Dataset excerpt

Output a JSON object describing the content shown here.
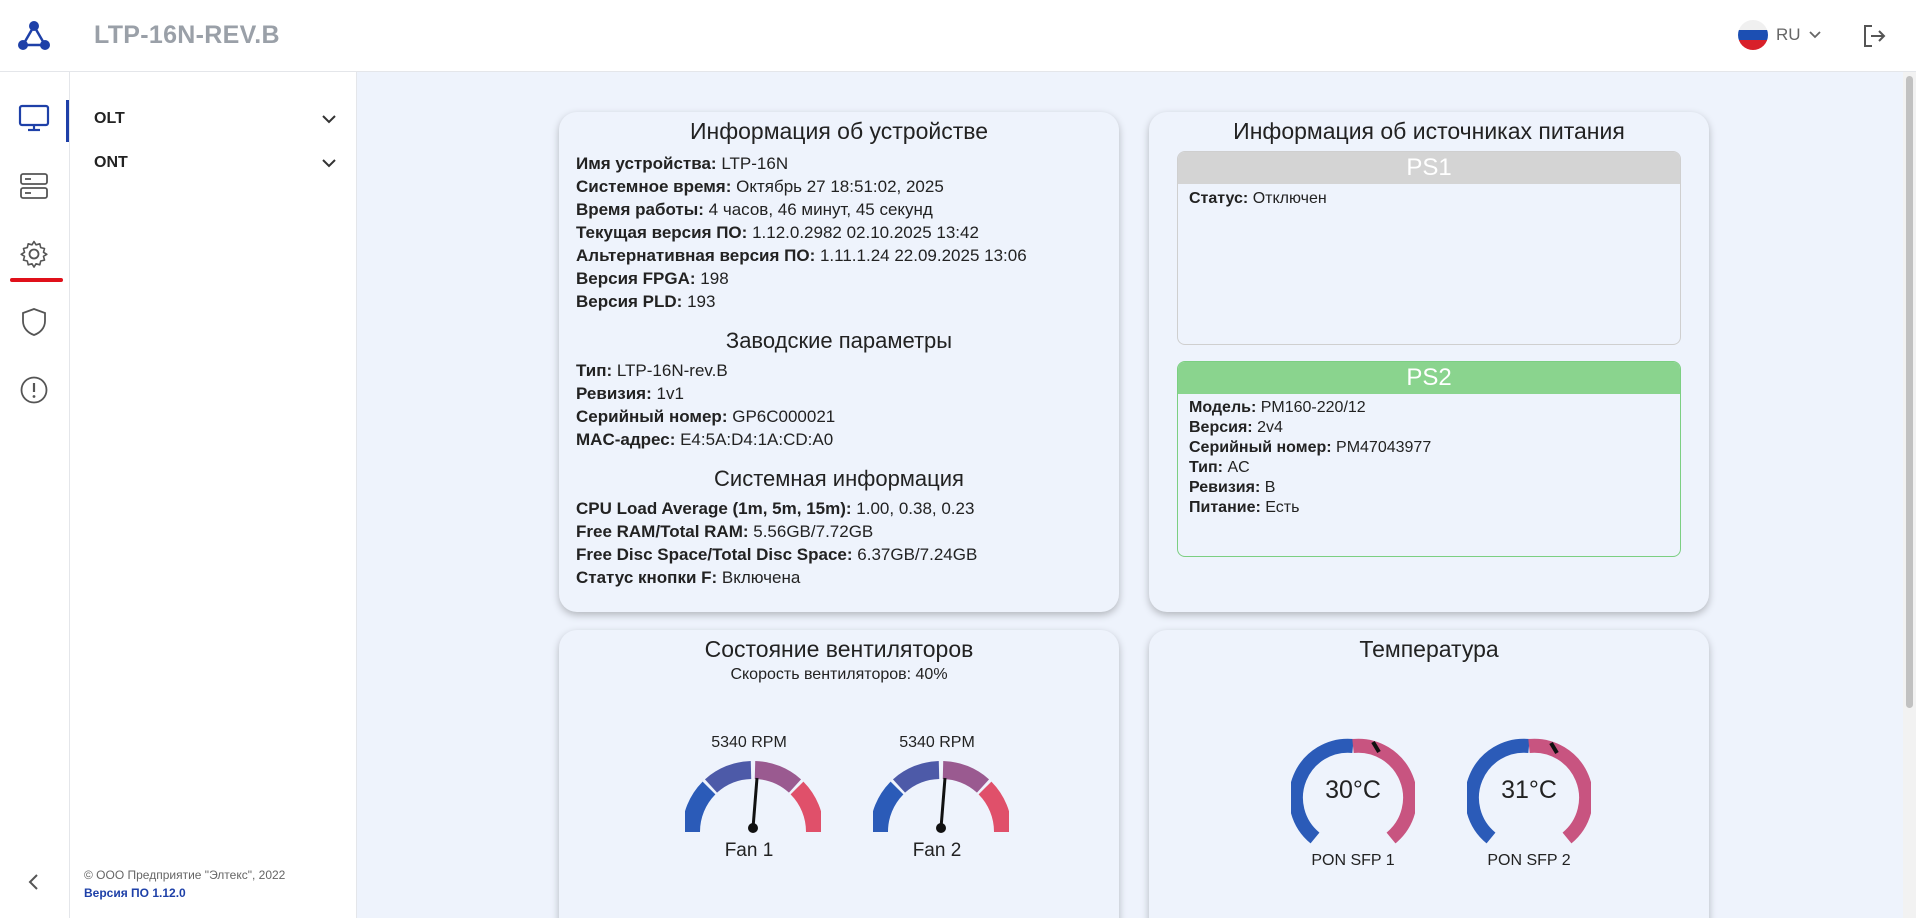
{
  "header": {
    "title": "LTP-16N-REV.B",
    "language": "RU"
  },
  "rail": {
    "items": [
      "monitor-icon",
      "server-icon",
      "gear-icon",
      "shield-icon",
      "alert-icon"
    ]
  },
  "subnav": {
    "items": [
      {
        "label": "OLT"
      },
      {
        "label": "ONT"
      }
    ],
    "copyright": "© ООО Предприятие \"Элтекс\", 2022",
    "version": "Версия ПО 1.12.0"
  },
  "device_info": {
    "title": "Информация об устройстве",
    "rows": [
      {
        "k": "Имя устройства:",
        "v": "LTP-16N"
      },
      {
        "k": "Системное время:",
        "v": "Октябрь 27 18:51:02, 2025"
      },
      {
        "k": "Время работы:",
        "v": "4 часов, 46 минут, 45 секунд"
      },
      {
        "k": "Текущая версия ПО:",
        "v": "1.12.0.2982 02.10.2025 13:42"
      },
      {
        "k": "Альтернативная версия ПО:",
        "v": "1.11.1.24 22.09.2025 13:06"
      },
      {
        "k": "Версия FPGA:",
        "v": "198"
      },
      {
        "k": "Версия PLD:",
        "v": "193"
      }
    ],
    "factory_title": "Заводские параметры",
    "factory_rows": [
      {
        "k": "Тип:",
        "v": "LTP-16N-rev.B"
      },
      {
        "k": "Ревизия:",
        "v": "1v1"
      },
      {
        "k": "Серийный номер:",
        "v": "GP6C000021"
      },
      {
        "k": "MAC-адрес:",
        "v": "E4:5A:D4:1A:CD:A0"
      }
    ],
    "system_title": "Системная информация",
    "system_rows": [
      {
        "k": "CPU Load Average (1m, 5m, 15m):",
        "v": "1.00, 0.38, 0.23"
      },
      {
        "k": "Free RAM/Total RAM:",
        "v": "5.56GB/7.72GB"
      },
      {
        "k": "Free Disc Space/Total Disc Space:",
        "v": "6.37GB/7.24GB"
      },
      {
        "k": "Статус кнопки F:",
        "v": "Включена"
      }
    ]
  },
  "power": {
    "title": "Информация об источниках питания",
    "ps1": {
      "name": "PS1",
      "header_color": "#d4d4d4",
      "rows": [
        {
          "k": "Статус:",
          "v": "Отключен"
        }
      ]
    },
    "ps2": {
      "name": "PS2",
      "header_color": "#8ad48e",
      "rows": [
        {
          "k": "Модель:",
          "v": "PM160-220/12"
        },
        {
          "k": "Версия:",
          "v": "2v4"
        },
        {
          "k": "Серийный номер:",
          "v": "PM47043977"
        },
        {
          "k": "Тип:",
          "v": "AC"
        },
        {
          "k": "Ревизия:",
          "v": "B"
        },
        {
          "k": "Питание:",
          "v": "Есть"
        }
      ]
    }
  },
  "fans": {
    "title": "Состояние вентиляторов",
    "speed_text": "Скорость вентиляторов: 40%",
    "items": [
      {
        "name": "Fan 1",
        "rpm": "5340 RPM"
      },
      {
        "name": "Fan 2",
        "rpm": "5340 RPM"
      }
    ]
  },
  "temperature": {
    "title": "Температура",
    "items": [
      {
        "name": "PON SFP 1",
        "value": "30°C"
      },
      {
        "name": "PON SFP 2",
        "value": "31°C"
      }
    ]
  },
  "colors": {
    "accent": "#1e40a8",
    "alert_underline": "#e0101a",
    "gauge_low": "#2b5bb8",
    "gauge_high": "#e0506a"
  }
}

**Exercise:** Above are records with pictures; repeat the records exactly and leave the pictures out.

**Solved exercise:**
Output a JSON object describing the content shown here.
{
  "header": {
    "title": "LTP-16N-REV.B",
    "language": "RU"
  },
  "rail": {
    "items": [
      "monitor-icon",
      "server-icon",
      "gear-icon",
      "shield-icon",
      "alert-icon"
    ]
  },
  "subnav": {
    "items": [
      {
        "label": "OLT"
      },
      {
        "label": "ONT"
      }
    ],
    "copyright": "© ООО Предприятие \"Элтекс\", 2022",
    "version": "Версия ПО 1.12.0"
  },
  "device_info": {
    "title": "Информация об устройстве",
    "rows": [
      {
        "k": "Имя устройства:",
        "v": "LTP-16N"
      },
      {
        "k": "Системное время:",
        "v": "Октябрь 27 18:51:02, 2025"
      },
      {
        "k": "Время работы:",
        "v": "4 часов, 46 минут, 45 секунд"
      },
      {
        "k": "Текущая версия ПО:",
        "v": "1.12.0.2982 02.10.2025 13:42"
      },
      {
        "k": "Альтернативная версия ПО:",
        "v": "1.11.1.24 22.09.2025 13:06"
      },
      {
        "k": "Версия FPGA:",
        "v": "198"
      },
      {
        "k": "Версия PLD:",
        "v": "193"
      }
    ],
    "factory_title": "Заводские параметры",
    "factory_rows": [
      {
        "k": "Тип:",
        "v": "LTP-16N-rev.B"
      },
      {
        "k": "Ревизия:",
        "v": "1v1"
      },
      {
        "k": "Серийный номер:",
        "v": "GP6C000021"
      },
      {
        "k": "MAC-адрес:",
        "v": "E4:5A:D4:1A:CD:A0"
      }
    ],
    "system_title": "Системная информация",
    "system_rows": [
      {
        "k": "CPU Load Average (1m, 5m, 15m):",
        "v": "1.00, 0.38, 0.23"
      },
      {
        "k": "Free RAM/Total RAM:",
        "v": "5.56GB/7.72GB"
      },
      {
        "k": "Free Disc Space/Total Disc Space:",
        "v": "6.37GB/7.24GB"
      },
      {
        "k": "Статус кнопки F:",
        "v": "Включена"
      }
    ]
  },
  "power": {
    "title": "Информация об источниках питания",
    "ps1": {
      "name": "PS1",
      "header_color": "#d4d4d4",
      "rows": [
        {
          "k": "Статус:",
          "v": "Отключен"
        }
      ]
    },
    "ps2": {
      "name": "PS2",
      "header_color": "#8ad48e",
      "rows": [
        {
          "k": "Модель:",
          "v": "PM160-220/12"
        },
        {
          "k": "Версия:",
          "v": "2v4"
        },
        {
          "k": "Серийный номер:",
          "v": "PM47043977"
        },
        {
          "k": "Тип:",
          "v": "AC"
        },
        {
          "k": "Ревизия:",
          "v": "B"
        },
        {
          "k": "Питание:",
          "v": "Есть"
        }
      ]
    }
  },
  "fans": {
    "title": "Состояние вентиляторов",
    "speed_text": "Скорость вентиляторов: 40%",
    "items": [
      {
        "name": "Fan 1",
        "rpm": "5340 RPM"
      },
      {
        "name": "Fan 2",
        "rpm": "5340 RPM"
      }
    ]
  },
  "temperature": {
    "title": "Температура",
    "items": [
      {
        "name": "PON SFP 1",
        "value": "30°C"
      },
      {
        "name": "PON SFP 2",
        "value": "31°C"
      }
    ]
  },
  "colors": {
    "accent": "#1e40a8",
    "alert_underline": "#e0101a",
    "gauge_low": "#2b5bb8",
    "gauge_high": "#e0506a"
  }
}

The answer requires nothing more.